▶ What to produce
Where a line contains the word "Josef", copy that line in full.

Extracted data entries:
§

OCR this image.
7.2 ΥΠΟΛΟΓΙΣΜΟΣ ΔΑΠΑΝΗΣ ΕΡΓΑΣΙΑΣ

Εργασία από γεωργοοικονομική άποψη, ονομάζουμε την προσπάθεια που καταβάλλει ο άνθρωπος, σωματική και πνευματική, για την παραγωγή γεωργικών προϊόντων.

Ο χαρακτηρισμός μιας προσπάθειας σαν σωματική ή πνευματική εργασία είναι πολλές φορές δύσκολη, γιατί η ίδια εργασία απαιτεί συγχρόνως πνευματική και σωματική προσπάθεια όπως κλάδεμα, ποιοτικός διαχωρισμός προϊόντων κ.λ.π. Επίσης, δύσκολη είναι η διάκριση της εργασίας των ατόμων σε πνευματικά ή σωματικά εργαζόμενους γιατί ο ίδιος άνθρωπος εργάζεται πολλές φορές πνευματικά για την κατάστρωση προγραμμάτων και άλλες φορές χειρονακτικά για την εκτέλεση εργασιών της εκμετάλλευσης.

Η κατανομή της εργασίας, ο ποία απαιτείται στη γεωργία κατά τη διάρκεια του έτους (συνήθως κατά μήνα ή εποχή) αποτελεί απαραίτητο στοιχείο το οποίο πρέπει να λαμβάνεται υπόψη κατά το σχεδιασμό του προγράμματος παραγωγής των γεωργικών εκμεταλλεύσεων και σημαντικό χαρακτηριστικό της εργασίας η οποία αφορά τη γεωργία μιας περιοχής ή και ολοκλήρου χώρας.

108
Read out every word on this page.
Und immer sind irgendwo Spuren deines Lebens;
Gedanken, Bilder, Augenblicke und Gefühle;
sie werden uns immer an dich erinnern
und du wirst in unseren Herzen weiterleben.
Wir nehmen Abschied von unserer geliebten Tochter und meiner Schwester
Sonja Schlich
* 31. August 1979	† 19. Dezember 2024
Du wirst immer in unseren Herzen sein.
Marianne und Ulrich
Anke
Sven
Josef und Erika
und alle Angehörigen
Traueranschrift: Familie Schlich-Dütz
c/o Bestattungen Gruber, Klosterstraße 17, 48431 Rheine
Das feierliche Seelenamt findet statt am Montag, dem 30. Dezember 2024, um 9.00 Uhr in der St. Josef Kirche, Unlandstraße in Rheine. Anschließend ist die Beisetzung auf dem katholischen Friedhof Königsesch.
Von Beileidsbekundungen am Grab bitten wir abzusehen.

§

▶ The reply
Josef und Erika
Das feierliche Seelenamt findet statt am Montag, dem 30. Dezember 2024, um 9.00 Uhr in der St. Josef Kirche, Unlandstraße in Rheine. Anschließend ist die Beisetzung auf dem katholischen Friedhof Königsesch.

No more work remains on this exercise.